(Dataset entries)
◆ ◆ ◆ ◆ ◆ ◆ ◆

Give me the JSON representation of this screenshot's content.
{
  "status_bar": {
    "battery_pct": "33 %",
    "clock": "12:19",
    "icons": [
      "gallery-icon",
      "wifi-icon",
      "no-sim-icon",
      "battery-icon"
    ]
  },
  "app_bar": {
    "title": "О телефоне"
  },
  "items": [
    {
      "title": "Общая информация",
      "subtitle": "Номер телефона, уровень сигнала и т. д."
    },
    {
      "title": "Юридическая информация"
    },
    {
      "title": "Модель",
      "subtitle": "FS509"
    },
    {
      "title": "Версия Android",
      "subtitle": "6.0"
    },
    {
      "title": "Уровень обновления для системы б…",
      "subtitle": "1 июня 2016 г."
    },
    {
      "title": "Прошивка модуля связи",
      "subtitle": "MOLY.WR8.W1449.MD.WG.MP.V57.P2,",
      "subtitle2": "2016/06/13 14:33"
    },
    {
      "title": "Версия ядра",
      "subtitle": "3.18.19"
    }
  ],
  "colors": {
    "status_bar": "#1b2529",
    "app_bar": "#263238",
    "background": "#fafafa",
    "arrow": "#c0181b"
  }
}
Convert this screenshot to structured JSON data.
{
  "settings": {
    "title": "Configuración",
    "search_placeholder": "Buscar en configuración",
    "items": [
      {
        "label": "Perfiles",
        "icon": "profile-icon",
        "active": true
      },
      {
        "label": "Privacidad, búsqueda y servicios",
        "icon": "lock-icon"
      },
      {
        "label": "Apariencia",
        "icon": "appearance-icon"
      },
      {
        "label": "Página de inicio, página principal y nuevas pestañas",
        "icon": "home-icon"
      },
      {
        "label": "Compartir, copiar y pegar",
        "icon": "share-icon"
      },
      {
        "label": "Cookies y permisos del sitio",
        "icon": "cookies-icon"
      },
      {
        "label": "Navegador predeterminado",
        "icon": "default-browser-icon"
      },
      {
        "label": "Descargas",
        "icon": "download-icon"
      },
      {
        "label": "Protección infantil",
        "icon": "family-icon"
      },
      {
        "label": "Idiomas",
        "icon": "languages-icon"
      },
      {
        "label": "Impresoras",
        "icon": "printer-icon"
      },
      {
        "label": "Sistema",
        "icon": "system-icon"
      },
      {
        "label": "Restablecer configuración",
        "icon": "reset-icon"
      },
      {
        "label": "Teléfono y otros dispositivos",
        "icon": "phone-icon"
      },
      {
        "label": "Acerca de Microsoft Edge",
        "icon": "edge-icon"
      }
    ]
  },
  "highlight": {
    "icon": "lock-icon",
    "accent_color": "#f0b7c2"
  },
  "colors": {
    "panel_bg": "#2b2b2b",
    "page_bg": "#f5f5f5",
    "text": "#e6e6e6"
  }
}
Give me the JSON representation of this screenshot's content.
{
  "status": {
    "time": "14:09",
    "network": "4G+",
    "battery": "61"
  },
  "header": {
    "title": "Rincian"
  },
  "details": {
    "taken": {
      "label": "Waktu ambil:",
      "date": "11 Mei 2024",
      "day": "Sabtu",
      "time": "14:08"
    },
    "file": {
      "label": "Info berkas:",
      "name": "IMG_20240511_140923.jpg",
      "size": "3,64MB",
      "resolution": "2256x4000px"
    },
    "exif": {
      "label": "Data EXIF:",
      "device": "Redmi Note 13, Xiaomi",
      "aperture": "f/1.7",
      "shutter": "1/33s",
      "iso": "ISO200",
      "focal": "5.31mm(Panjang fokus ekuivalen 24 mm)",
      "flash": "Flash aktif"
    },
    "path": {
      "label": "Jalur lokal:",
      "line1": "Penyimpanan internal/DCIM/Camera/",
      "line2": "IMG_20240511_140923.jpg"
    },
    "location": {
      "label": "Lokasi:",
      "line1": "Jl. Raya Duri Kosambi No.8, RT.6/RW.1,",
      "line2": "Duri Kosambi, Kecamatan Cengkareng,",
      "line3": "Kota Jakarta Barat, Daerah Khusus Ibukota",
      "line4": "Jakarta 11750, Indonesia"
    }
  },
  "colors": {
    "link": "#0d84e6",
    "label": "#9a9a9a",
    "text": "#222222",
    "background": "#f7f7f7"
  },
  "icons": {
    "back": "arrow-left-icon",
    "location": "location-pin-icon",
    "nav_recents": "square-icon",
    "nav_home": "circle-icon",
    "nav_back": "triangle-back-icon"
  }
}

◆ ◆ ◆ ◆ ◆ ◆ ◆

■ **Your task**: Restate the listing above word for word.

■ **Final result**:
Give me the JSON representation of this screenshot's content.
{
  "status_bar": {
    "battery_pct": "33 %",
    "clock": "12:19",
    "icons": [
      "gallery-icon",
      "wifi-icon",
      "no-sim-icon",
      "battery-icon"
    ]
  },
  "app_bar": {
    "title": "О телефоне"
  },
  "items": [
    {
      "title": "Общая информация",
      "subtitle": "Номер телефона, уровень сигнала и т. д."
    },
    {
      "title": "Юридическая информация"
    },
    {
      "title": "Модель",
      "subtitle": "FS509"
    },
    {
      "title": "Версия Android",
      "subtitle": "6.0"
    },
    {
      "title": "Уровень обновления для системы б…",
      "subtitle": "1 июня 2016 г."
    },
    {
      "title": "Прошивка модуля связи",
      "subtitle": "MOLY.WR8.W1449.MD.WG.MP.V57.P2,",
      "subtitle2": "2016/06/13 14:33"
    },
    {
      "title": "Версия ядра",
      "subtitle": "3.18.19"
    }
  ],
  "colors": {
    "status_bar": "#1b2529",
    "app_bar": "#263238",
    "background": "#fafafa",
    "arrow": "#c0181b"
  }
}
Convert this screenshot to structured JSON data.
{
  "settings": {
    "title": "Configuración",
    "search_placeholder": "Buscar en configuración",
    "items": [
      {
        "label": "Perfiles",
        "icon": "profile-icon",
        "active": true
      },
      {
        "label": "Privacidad, búsqueda y servicios",
        "icon": "lock-icon"
      },
      {
        "label": "Apariencia",
        "icon": "appearance-icon"
      },
      {
        "label": "Página de inicio, página principal y nuevas pestañas",
        "icon": "home-icon"
      },
      {
        "label": "Compartir, copiar y pegar",
        "icon": "share-icon"
      },
      {
        "label": "Cookies y permisos del sitio",
        "icon": "cookies-icon"
      },
      {
        "label": "Navegador predeterminado",
        "icon": "default-browser-icon"
      },
      {
        "label": "Descargas",
        "icon": "download-icon"
      },
      {
        "label": "Protección infantil",
        "icon": "family-icon"
      },
      {
        "label": "Idiomas",
        "icon": "languages-icon"
      },
      {
        "label": "Impresoras",
        "icon": "printer-icon"
      },
      {
        "label": "Sistema",
        "icon": "system-icon"
      },
      {
        "label": "Restablecer configuración",
        "icon": "reset-icon"
      },
      {
        "label": "Teléfono y otros dispositivos",
        "icon": "phone-icon"
      },
      {
        "label": "Acerca de Microsoft Edge",
        "icon": "edge-icon"
      }
    ]
  },
  "highlight": {
    "icon": "lock-icon",
    "accent_color": "#f0b7c2"
  },
  "colors": {
    "panel_bg": "#2b2b2b",
    "page_bg": "#f5f5f5",
    "text": "#e6e6e6"
  }
}
Give me the JSON representation of this screenshot's content.
{
  "status": {
    "time": "14:09",
    "network": "4G+",
    "battery": "61"
  },
  "header": {
    "title": "Rincian"
  },
  "details": {
    "taken": {
      "label": "Waktu ambil:",
      "date": "11 Mei 2024",
      "day": "Sabtu",
      "time": "14:08"
    },
    "file": {
      "label": "Info berkas:",
      "name": "IMG_20240511_140923.jpg",
      "size": "3,64MB",
      "resolution": "2256x4000px"
    },
    "exif": {
      "label": "Data EXIF:",
      "device": "Redmi Note 13, Xiaomi",
      "aperture": "f/1.7",
      "shutter": "1/33s",
      "iso": "ISO200",
      "focal": "5.31mm(Panjang fokus ekuivalen 24 mm)",
      "flash": "Flash aktif"
    },
    "path": {
      "label": "Jalur lokal:",
      "line1": "Penyimpanan internal/DCIM/Camera/",
      "line2": "IMG_20240511_140923.jpg"
    },
    "location": {
      "label": "Lokasi:",
      "line1": "Jl. Raya Duri Kosambi No.8, RT.6/RW.1,",
      "line2": "Duri Kosambi, Kecamatan Cengkareng,",
      "line3": "Kota Jakarta Barat, Daerah Khusus Ibukota",
      "line4": "Jakarta 11750, Indonesia"
    }
  },
  "colors": {
    "link": "#0d84e6",
    "label": "#9a9a9a",
    "text": "#222222",
    "background": "#f7f7f7"
  },
  "icons": {
    "back": "arrow-left-icon",
    "location": "location-pin-icon",
    "nav_recents": "square-icon",
    "nav_home": "circle-icon",
    "nav_back": "triangle-back-icon"
  }
}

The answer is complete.